REQUEST:
Write out the whole listing word for word.

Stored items
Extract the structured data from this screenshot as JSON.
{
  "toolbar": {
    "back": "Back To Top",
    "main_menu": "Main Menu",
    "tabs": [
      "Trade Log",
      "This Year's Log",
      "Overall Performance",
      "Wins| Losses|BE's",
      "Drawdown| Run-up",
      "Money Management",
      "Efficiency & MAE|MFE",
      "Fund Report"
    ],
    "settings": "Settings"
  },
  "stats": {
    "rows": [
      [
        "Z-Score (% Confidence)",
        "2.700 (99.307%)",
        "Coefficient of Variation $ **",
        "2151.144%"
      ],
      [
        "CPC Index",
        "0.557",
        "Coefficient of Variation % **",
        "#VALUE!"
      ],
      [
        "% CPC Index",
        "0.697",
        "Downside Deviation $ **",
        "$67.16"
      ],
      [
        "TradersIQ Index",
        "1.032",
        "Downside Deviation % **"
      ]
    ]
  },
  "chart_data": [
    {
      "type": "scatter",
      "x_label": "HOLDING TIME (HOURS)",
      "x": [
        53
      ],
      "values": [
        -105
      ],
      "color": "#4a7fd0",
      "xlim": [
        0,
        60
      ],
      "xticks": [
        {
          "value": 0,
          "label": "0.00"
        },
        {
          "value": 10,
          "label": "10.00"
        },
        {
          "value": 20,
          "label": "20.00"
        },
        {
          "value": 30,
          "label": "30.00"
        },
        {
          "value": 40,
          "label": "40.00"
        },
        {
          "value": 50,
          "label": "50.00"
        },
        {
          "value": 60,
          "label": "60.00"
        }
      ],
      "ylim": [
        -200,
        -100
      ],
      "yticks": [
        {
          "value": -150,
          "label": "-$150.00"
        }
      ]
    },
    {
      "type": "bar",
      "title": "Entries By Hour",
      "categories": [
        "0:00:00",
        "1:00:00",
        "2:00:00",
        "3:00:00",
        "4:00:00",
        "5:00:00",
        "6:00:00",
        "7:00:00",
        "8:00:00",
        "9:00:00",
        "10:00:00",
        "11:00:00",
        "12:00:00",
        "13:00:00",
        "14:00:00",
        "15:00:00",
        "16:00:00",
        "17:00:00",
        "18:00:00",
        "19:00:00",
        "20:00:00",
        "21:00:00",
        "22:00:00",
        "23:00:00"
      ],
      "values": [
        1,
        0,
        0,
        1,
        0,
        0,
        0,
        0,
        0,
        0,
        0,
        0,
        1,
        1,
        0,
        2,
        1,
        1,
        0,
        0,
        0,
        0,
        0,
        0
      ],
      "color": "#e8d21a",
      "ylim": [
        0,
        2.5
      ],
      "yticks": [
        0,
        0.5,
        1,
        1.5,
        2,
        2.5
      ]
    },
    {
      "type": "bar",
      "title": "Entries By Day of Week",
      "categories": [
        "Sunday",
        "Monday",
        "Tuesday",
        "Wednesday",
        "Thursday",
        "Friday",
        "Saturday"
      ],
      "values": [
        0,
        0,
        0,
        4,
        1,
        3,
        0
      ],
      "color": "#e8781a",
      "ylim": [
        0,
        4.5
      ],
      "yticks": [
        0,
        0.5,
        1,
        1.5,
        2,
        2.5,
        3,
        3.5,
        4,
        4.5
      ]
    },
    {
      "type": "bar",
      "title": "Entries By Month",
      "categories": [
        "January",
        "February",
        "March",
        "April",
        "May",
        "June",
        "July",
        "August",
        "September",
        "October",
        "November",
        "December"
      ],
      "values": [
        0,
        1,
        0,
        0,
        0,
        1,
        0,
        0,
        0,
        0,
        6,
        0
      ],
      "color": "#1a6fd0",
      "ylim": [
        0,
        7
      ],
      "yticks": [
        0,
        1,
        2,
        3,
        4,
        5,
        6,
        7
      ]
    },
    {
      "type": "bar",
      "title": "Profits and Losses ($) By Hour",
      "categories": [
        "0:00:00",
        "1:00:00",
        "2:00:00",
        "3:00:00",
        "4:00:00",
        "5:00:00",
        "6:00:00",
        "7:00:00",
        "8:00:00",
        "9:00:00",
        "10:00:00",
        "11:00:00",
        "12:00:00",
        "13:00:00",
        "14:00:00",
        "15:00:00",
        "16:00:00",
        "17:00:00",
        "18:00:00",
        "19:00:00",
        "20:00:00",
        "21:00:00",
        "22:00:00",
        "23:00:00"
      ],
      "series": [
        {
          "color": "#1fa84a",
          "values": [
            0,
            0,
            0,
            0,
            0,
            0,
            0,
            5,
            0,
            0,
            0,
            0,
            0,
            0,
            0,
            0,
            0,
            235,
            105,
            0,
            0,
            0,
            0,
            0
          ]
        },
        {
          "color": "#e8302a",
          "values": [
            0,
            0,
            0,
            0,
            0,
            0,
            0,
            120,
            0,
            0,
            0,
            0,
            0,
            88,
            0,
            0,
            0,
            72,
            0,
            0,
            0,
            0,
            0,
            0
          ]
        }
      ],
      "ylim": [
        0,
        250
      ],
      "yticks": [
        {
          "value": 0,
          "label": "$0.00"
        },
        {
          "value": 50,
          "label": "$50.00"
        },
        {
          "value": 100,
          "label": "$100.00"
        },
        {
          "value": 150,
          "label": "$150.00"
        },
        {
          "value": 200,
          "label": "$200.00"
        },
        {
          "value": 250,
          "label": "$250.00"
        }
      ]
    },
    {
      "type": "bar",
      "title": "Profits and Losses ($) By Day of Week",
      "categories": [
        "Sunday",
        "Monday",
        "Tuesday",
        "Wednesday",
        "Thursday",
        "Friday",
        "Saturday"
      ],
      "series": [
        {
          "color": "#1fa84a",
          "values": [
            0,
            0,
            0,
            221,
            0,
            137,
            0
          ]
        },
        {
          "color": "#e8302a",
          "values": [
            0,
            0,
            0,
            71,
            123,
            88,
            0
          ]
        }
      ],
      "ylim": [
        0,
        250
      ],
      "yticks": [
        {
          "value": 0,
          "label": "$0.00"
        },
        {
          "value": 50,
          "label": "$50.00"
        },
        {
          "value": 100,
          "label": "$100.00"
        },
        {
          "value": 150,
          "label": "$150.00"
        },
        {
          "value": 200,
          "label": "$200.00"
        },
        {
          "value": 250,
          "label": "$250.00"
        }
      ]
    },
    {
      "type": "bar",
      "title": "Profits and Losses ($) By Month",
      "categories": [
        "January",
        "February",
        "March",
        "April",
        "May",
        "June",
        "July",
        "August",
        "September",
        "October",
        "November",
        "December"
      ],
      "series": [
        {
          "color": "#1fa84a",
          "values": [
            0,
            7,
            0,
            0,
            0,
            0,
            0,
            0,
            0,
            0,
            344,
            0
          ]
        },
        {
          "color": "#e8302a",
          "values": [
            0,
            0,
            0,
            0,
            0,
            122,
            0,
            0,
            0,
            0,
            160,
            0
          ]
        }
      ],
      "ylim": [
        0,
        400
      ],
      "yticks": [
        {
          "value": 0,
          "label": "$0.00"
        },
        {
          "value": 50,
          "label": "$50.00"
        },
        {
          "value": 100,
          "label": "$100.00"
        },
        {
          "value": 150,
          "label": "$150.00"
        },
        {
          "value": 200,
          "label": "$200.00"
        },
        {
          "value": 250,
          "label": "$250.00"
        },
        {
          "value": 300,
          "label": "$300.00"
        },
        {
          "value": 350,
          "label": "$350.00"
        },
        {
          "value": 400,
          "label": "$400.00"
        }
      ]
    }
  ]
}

ANSWER FOR THE TASK:
Extract the structured data from this screenshot as JSON.
{
  "toolbar": {
    "back": "Back To Top",
    "main_menu": "Main Menu",
    "tabs": [
      "Trade Log",
      "This Year's Log",
      "Overall Performance",
      "Wins| Losses|BE's",
      "Drawdown| Run-up",
      "Money Management",
      "Efficiency & MAE|MFE",
      "Fund Report"
    ],
    "settings": "Settings"
  },
  "stats": {
    "rows": [
      [
        "Z-Score (% Confidence)",
        "2.700 (99.307%)",
        "Coefficient of Variation $ **",
        "2151.144%"
      ],
      [
        "CPC Index",
        "0.557",
        "Coefficient of Variation % **",
        "#VALUE!"
      ],
      [
        "% CPC Index",
        "0.697",
        "Downside Deviation $ **",
        "$67.16"
      ],
      [
        "TradersIQ Index",
        "1.032",
        "Downside Deviation % **"
      ]
    ]
  },
  "chart_data": [
    {
      "type": "scatter",
      "x_label": "HOLDING TIME (HOURS)",
      "x": [
        53
      ],
      "values": [
        -105
      ],
      "color": "#4a7fd0",
      "xlim": [
        0,
        60
      ],
      "xticks": [
        {
          "value": 0,
          "label": "0.00"
        },
        {
          "value": 10,
          "label": "10.00"
        },
        {
          "value": 20,
          "label": "20.00"
        },
        {
          "value": 30,
          "label": "30.00"
        },
        {
          "value": 40,
          "label": "40.00"
        },
        {
          "value": 50,
          "label": "50.00"
        },
        {
          "value": 60,
          "label": "60.00"
        }
      ],
      "ylim": [
        -200,
        -100
      ],
      "yticks": [
        {
          "value": -150,
          "label": "-$150.00"
        }
      ]
    },
    {
      "type": "bar",
      "title": "Entries By Hour",
      "categories": [
        "0:00:00",
        "1:00:00",
        "2:00:00",
        "3:00:00",
        "4:00:00",
        "5:00:00",
        "6:00:00",
        "7:00:00",
        "8:00:00",
        "9:00:00",
        "10:00:00",
        "11:00:00",
        "12:00:00",
        "13:00:00",
        "14:00:00",
        "15:00:00",
        "16:00:00",
        "17:00:00",
        "18:00:00",
        "19:00:00",
        "20:00:00",
        "21:00:00",
        "22:00:00",
        "23:00:00"
      ],
      "values": [
        1,
        0,
        0,
        1,
        0,
        0,
        0,
        0,
        0,
        0,
        0,
        0,
        1,
        1,
        0,
        2,
        1,
        1,
        0,
        0,
        0,
        0,
        0,
        0
      ],
      "color": "#e8d21a",
      "ylim": [
        0,
        2.5
      ],
      "yticks": [
        0,
        0.5,
        1,
        1.5,
        2,
        2.5
      ]
    },
    {
      "type": "bar",
      "title": "Entries By Day of Week",
      "categories": [
        "Sunday",
        "Monday",
        "Tuesday",
        "Wednesday",
        "Thursday",
        "Friday",
        "Saturday"
      ],
      "values": [
        0,
        0,
        0,
        4,
        1,
        3,
        0
      ],
      "color": "#e8781a",
      "ylim": [
        0,
        4.5
      ],
      "yticks": [
        0,
        0.5,
        1,
        1.5,
        2,
        2.5,
        3,
        3.5,
        4,
        4.5
      ]
    },
    {
      "type": "bar",
      "title": "Entries By Month",
      "categories": [
        "January",
        "February",
        "March",
        "April",
        "May",
        "June",
        "July",
        "August",
        "September",
        "October",
        "November",
        "December"
      ],
      "values": [
        0,
        1,
        0,
        0,
        0,
        1,
        0,
        0,
        0,
        0,
        6,
        0
      ],
      "color": "#1a6fd0",
      "ylim": [
        0,
        7
      ],
      "yticks": [
        0,
        1,
        2,
        3,
        4,
        5,
        6,
        7
      ]
    },
    {
      "type": "bar",
      "title": "Profits and Losses ($) By Hour",
      "categories": [
        "0:00:00",
        "1:00:00",
        "2:00:00",
        "3:00:00",
        "4:00:00",
        "5:00:00",
        "6:00:00",
        "7:00:00",
        "8:00:00",
        "9:00:00",
        "10:00:00",
        "11:00:00",
        "12:00:00",
        "13:00:00",
        "14:00:00",
        "15:00:00",
        "16:00:00",
        "17:00:00",
        "18:00:00",
        "19:00:00",
        "20:00:00",
        "21:00:00",
        "22:00:00",
        "23:00:00"
      ],
      "series": [
        {
          "color": "#1fa84a",
          "values": [
            0,
            0,
            0,
            0,
            0,
            0,
            0,
            5,
            0,
            0,
            0,
            0,
            0,
            0,
            0,
            0,
            0,
            235,
            105,
            0,
            0,
            0,
            0,
            0
          ]
        },
        {
          "color": "#e8302a",
          "values": [
            0,
            0,
            0,
            0,
            0,
            0,
            0,
            120,
            0,
            0,
            0,
            0,
            0,
            88,
            0,
            0,
            0,
            72,
            0,
            0,
            0,
            0,
            0,
            0
          ]
        }
      ],
      "ylim": [
        0,
        250
      ],
      "yticks": [
        {
          "value": 0,
          "label": "$0.00"
        },
        {
          "value": 50,
          "label": "$50.00"
        },
        {
          "value": 100,
          "label": "$100.00"
        },
        {
          "value": 150,
          "label": "$150.00"
        },
        {
          "value": 200,
          "label": "$200.00"
        },
        {
          "value": 250,
          "label": "$250.00"
        }
      ]
    },
    {
      "type": "bar",
      "title": "Profits and Losses ($) By Day of Week",
      "categories": [
        "Sunday",
        "Monday",
        "Tuesday",
        "Wednesday",
        "Thursday",
        "Friday",
        "Saturday"
      ],
      "series": [
        {
          "color": "#1fa84a",
          "values": [
            0,
            0,
            0,
            221,
            0,
            137,
            0
          ]
        },
        {
          "color": "#e8302a",
          "values": [
            0,
            0,
            0,
            71,
            123,
            88,
            0
          ]
        }
      ],
      "ylim": [
        0,
        250
      ],
      "yticks": [
        {
          "value": 0,
          "label": "$0.00"
        },
        {
          "value": 50,
          "label": "$50.00"
        },
        {
          "value": 100,
          "label": "$100.00"
        },
        {
          "value": 150,
          "label": "$150.00"
        },
        {
          "value": 200,
          "label": "$200.00"
        },
        {
          "value": 250,
          "label": "$250.00"
        }
      ]
    },
    {
      "type": "bar",
      "title": "Profits and Losses ($) By Month",
      "categories": [
        "January",
        "February",
        "March",
        "April",
        "May",
        "June",
        "July",
        "August",
        "September",
        "October",
        "November",
        "December"
      ],
      "series": [
        {
          "color": "#1fa84a",
          "values": [
            0,
            7,
            0,
            0,
            0,
            0,
            0,
            0,
            0,
            0,
            344,
            0
          ]
        },
        {
          "color": "#e8302a",
          "values": [
            0,
            0,
            0,
            0,
            0,
            122,
            0,
            0,
            0,
            0,
            160,
            0
          ]
        }
      ],
      "ylim": [
        0,
        400
      ],
      "yticks": [
        {
          "value": 0,
          "label": "$0.00"
        },
        {
          "value": 50,
          "label": "$50.00"
        },
        {
          "value": 100,
          "label": "$100.00"
        },
        {
          "value": 150,
          "label": "$150.00"
        },
        {
          "value": 200,
          "label": "$200.00"
        },
        {
          "value": 250,
          "label": "$250.00"
        },
        {
          "value": 300,
          "label": "$300.00"
        },
        {
          "value": 350,
          "label": "$350.00"
        },
        {
          "value": 400,
          "label": "$400.00"
        }
      ]
    }
  ]
}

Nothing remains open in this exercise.